Antananarivo, 8 Août, 7h55 – L’Hôpital Joseph Ravoahangy Andrianavalona (HJRA) enregistre son énième décès parmi les invités de l’anniversaire célébré le 14 juin à Ambohimalaza. La jeune femme décédée ne sera cependant pas citée parmi les personnes victimes de ce qui est qualifié d’empoisonnement par les autorités. “Elle était sortie d’hôpital et son décès n’est pas lié à l’empoisonnement mais à une autre pathologie”, confie une source autorisée auprès du ministère de la Santé publique.
A en croire notre interlocuteur, les statistiques officielles de l’HJRA font état de 26 morts suite à l’affaire Ambohimalaza recensés dans cet établissement. La jeune femme qui vient de perdre la vie jeudi n’en fait pas partie, poursuit-il. Les proches de la défunte, interrogés par Real TV, indiquent qu’elle était sortie d’hôpital, “bien portante”, le 19 juillet après plus d’un mois d’hospitalisation, avant d’être à nouveau admise à l’HJRA quelques jours plus tard.

_SOURCES_:
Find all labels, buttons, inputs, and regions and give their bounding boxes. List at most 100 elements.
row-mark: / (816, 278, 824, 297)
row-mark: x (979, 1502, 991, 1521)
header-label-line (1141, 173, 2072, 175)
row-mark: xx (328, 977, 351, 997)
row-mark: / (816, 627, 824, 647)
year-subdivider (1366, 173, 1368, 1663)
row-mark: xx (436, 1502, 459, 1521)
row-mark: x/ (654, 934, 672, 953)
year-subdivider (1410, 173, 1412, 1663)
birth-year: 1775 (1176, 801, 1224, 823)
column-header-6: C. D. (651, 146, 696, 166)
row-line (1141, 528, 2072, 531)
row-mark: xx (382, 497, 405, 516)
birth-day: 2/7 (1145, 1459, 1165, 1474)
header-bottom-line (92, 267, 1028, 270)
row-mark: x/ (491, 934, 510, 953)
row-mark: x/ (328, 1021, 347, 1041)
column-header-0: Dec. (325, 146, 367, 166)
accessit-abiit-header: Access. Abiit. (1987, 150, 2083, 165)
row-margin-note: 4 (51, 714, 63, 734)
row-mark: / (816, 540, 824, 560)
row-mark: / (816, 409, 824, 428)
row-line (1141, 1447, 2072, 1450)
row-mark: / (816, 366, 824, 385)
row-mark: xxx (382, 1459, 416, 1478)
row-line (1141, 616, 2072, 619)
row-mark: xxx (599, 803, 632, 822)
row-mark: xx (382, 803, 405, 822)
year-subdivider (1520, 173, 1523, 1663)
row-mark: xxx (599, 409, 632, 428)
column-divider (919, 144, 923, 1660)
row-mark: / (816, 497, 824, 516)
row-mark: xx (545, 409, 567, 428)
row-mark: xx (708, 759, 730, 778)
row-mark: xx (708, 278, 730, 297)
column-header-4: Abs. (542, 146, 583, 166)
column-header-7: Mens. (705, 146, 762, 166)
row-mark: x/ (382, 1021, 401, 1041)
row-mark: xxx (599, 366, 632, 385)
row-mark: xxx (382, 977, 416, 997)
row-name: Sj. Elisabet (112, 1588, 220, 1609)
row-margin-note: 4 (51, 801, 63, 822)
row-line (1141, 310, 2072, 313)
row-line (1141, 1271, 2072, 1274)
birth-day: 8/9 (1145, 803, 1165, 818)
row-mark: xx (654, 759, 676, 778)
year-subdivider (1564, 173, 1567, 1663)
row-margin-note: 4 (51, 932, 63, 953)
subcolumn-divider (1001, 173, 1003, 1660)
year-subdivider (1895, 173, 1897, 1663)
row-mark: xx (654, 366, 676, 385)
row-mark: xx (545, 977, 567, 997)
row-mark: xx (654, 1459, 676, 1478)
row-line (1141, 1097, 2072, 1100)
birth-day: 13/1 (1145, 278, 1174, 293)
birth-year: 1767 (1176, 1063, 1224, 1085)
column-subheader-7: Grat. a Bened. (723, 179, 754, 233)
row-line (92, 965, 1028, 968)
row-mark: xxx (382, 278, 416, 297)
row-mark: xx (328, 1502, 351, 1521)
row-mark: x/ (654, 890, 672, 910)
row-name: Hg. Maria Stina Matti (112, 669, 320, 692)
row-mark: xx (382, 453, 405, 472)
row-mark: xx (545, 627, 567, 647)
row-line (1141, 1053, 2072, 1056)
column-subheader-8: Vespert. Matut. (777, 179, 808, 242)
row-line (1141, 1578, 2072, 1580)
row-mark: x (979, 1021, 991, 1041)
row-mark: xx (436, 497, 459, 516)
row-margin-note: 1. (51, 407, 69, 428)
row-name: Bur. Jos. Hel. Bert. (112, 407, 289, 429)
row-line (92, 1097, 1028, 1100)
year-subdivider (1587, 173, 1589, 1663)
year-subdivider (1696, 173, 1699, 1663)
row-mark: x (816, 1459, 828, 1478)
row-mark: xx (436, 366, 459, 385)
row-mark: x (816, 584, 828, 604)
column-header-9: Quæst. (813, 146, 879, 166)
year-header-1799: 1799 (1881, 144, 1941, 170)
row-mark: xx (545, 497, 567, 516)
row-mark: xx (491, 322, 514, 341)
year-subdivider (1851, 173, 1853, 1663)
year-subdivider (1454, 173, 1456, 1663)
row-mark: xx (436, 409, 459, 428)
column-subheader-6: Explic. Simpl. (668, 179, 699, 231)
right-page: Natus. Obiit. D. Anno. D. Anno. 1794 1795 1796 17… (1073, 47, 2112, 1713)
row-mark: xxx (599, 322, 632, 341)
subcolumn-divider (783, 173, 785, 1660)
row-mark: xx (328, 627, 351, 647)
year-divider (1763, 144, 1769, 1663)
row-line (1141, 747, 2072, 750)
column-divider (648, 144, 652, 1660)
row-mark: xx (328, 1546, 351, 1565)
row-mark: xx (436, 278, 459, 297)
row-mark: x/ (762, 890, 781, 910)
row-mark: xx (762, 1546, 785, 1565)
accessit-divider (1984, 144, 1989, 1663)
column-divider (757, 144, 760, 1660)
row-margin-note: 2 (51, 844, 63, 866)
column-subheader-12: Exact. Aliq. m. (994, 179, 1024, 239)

_EXERCICE 1_:
Répondez à ces questions sur l'article sur l'affaire Ambohimalaza :
(a) À quelle date l'anniversaire a-t-il été célébré à Ambohimalaza ?
(b) Combien de morts les statistiques officielles de l'HJRA comptent-elles dans cet établissement ?
(c) D'après ses proches, quel jour la jeune femme est-elle sortie de l'hôpital ?
_EXERCICE 2_: Donnez la suite de l'article sur l'affaire Ambohimalaza, après sa dernière phrase.
Les items n'ont aucun lien avec l'article sur l'affaire Ambohimalaza.

_RÉPONSE ÉCRITE 1_:
(a) Le 14 juin.
(b) 26 morts.
(c) Le 19 juillet.

_RÉPONSE ÉCRITE 2_:
Outre les 26 décès signalés à l’HJRA, les autorités ont officiellement rapporté six autres décès enregistrés auprès d’autres établissements hospitaliers : un au Centre hospitalier universitaire Joseph Raseta de Befelatanana (CHU/JRB), un au CHU Andohatapenaka, un au Centre hospitalier de Soavinandriana (Cenhosoa), deux à la polyclinique d’Ankadifotsy et un à la clinique Mpitsabo mikambana.
Lors de l’émission télévisée du 24 juillet, le président de la République avait indiqué que les invités auraient ingéré “une dose importante d’atropine contenue dans deux plantes toxiques de Madagascar, la belladone et le datura”. Les participants à l’émission avaient évoqué des conflits familiaux, des rivalités entre cousines et des actes de vengeance comme mobile de la suspicion d’empoisonnement.